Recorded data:
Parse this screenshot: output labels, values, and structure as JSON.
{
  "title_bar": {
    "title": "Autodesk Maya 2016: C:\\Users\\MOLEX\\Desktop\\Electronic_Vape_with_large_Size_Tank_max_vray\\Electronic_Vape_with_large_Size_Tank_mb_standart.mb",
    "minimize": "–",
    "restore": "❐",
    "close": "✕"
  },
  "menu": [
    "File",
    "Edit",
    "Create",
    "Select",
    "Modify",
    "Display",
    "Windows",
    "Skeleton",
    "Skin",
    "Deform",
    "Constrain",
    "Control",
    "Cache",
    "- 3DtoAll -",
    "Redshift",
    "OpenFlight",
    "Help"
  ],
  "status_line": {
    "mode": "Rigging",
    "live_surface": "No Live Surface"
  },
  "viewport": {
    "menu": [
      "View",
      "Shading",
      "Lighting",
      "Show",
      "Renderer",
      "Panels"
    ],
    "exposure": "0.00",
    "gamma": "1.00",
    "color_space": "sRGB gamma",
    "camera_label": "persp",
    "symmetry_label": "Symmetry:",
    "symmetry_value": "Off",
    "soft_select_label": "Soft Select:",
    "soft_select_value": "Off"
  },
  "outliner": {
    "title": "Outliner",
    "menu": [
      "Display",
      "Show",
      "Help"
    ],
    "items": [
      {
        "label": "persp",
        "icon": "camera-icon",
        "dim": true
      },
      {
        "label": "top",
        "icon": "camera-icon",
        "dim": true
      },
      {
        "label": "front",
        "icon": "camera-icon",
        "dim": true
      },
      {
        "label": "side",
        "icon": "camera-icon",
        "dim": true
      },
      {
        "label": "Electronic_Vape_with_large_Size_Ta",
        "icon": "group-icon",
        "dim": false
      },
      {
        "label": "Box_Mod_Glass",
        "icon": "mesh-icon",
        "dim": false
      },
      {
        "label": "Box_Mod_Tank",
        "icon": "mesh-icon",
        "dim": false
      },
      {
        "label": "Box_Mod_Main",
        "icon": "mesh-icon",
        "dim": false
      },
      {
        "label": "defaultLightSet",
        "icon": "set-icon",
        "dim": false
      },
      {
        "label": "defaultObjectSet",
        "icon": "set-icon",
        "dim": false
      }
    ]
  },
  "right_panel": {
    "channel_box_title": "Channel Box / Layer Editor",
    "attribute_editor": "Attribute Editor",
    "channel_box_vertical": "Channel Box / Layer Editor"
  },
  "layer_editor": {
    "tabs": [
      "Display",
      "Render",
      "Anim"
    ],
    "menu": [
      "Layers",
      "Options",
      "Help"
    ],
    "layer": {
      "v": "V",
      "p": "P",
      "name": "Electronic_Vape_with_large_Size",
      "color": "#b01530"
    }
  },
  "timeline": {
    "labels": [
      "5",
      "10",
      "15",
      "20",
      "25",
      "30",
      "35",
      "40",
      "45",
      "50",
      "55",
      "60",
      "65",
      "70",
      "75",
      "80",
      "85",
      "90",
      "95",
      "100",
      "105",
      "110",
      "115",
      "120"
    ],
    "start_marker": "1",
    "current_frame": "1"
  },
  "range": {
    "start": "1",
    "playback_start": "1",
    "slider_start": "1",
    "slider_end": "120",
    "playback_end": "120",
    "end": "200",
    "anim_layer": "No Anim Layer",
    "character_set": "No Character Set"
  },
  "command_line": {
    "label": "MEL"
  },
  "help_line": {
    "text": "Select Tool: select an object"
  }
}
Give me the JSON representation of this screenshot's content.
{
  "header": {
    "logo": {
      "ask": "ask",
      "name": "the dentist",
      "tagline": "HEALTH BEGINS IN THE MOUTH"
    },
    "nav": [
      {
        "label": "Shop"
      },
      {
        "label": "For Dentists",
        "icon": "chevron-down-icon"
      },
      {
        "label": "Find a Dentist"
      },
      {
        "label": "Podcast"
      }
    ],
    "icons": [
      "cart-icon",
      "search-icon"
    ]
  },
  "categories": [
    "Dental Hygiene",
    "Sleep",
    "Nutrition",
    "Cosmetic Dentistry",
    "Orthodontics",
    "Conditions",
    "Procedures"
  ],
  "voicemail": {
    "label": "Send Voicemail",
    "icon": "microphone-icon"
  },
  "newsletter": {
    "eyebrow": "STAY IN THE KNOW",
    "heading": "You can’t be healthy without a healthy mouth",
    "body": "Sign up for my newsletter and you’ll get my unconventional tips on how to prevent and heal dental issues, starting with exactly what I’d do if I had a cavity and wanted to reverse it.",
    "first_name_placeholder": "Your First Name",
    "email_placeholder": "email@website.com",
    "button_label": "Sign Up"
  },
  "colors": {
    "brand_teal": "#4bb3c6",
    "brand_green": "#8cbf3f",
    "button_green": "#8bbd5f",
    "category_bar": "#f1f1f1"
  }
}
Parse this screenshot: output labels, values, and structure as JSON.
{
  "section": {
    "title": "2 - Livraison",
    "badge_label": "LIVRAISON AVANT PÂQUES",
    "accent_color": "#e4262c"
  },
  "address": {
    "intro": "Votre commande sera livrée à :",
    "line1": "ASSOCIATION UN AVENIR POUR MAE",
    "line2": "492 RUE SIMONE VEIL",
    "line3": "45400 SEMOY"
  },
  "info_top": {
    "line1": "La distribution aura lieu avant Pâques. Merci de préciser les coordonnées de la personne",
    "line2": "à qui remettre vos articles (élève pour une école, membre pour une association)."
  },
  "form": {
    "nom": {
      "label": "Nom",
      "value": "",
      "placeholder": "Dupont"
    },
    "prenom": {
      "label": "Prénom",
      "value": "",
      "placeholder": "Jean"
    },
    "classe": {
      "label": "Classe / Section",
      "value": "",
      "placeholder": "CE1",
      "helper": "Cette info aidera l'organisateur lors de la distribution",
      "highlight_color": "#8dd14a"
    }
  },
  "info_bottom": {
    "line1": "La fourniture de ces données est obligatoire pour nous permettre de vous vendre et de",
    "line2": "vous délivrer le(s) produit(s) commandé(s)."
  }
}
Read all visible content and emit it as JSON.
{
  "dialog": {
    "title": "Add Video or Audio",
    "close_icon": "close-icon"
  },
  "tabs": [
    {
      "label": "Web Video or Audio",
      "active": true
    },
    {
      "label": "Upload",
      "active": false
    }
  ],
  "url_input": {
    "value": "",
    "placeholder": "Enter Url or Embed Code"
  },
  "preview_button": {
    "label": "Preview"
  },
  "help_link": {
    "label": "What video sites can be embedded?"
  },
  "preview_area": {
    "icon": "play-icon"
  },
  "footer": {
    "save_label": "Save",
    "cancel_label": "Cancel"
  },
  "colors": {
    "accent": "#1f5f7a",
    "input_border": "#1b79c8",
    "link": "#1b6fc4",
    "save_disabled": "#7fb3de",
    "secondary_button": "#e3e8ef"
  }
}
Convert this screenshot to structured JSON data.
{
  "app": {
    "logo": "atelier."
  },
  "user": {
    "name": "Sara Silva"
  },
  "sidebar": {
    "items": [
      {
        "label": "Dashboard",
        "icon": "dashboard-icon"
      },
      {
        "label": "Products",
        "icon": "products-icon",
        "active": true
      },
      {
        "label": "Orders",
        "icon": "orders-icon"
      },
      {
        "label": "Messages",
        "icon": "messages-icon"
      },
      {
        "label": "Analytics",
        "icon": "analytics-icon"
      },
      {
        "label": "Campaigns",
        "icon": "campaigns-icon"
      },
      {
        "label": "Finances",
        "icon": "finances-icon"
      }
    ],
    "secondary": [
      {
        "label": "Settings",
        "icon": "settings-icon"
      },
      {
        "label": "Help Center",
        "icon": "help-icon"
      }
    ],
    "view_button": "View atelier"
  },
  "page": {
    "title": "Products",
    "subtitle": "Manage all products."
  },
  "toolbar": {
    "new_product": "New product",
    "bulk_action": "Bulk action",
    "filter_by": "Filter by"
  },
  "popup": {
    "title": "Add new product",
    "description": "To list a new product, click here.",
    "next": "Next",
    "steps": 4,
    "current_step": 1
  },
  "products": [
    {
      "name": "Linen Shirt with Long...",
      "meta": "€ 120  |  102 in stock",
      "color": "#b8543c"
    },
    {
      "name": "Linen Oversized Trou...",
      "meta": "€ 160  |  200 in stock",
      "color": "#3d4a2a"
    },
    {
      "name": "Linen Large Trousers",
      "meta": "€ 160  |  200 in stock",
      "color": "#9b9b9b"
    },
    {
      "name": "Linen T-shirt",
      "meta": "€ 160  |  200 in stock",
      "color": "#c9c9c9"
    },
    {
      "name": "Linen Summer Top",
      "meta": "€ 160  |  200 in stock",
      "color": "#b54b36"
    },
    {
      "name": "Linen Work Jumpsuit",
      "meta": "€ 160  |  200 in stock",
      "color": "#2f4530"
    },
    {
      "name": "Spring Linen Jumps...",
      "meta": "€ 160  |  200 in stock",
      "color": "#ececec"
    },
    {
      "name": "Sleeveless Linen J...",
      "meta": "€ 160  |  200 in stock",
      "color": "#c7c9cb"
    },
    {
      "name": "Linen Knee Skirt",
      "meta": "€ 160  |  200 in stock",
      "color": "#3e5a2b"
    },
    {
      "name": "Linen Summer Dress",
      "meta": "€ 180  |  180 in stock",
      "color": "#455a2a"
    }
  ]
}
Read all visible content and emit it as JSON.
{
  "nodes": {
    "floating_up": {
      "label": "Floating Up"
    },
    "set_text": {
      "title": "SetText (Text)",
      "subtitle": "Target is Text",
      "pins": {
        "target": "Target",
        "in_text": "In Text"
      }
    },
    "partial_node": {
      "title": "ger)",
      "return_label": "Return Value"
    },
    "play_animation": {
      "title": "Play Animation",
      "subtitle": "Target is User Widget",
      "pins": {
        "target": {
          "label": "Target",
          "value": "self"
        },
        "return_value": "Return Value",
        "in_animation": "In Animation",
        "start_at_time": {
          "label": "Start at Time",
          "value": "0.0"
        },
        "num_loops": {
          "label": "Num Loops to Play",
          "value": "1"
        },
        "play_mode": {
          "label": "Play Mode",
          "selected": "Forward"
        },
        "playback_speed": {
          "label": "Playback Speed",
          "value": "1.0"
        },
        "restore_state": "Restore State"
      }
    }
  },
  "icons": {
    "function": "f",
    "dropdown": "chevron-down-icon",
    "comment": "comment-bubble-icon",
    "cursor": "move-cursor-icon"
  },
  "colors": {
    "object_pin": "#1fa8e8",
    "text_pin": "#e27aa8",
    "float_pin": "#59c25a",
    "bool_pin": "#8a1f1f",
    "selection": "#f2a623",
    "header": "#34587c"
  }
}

**WHAT IS NEEDED**
Check each line above for the string "Channel" and show the ones that have it.

**OUTPUT BELOW**
    "channel_box_title": "Channel Box / Layer Editor",
    "channel_box_vertical": "Channel Box / Layer Editor"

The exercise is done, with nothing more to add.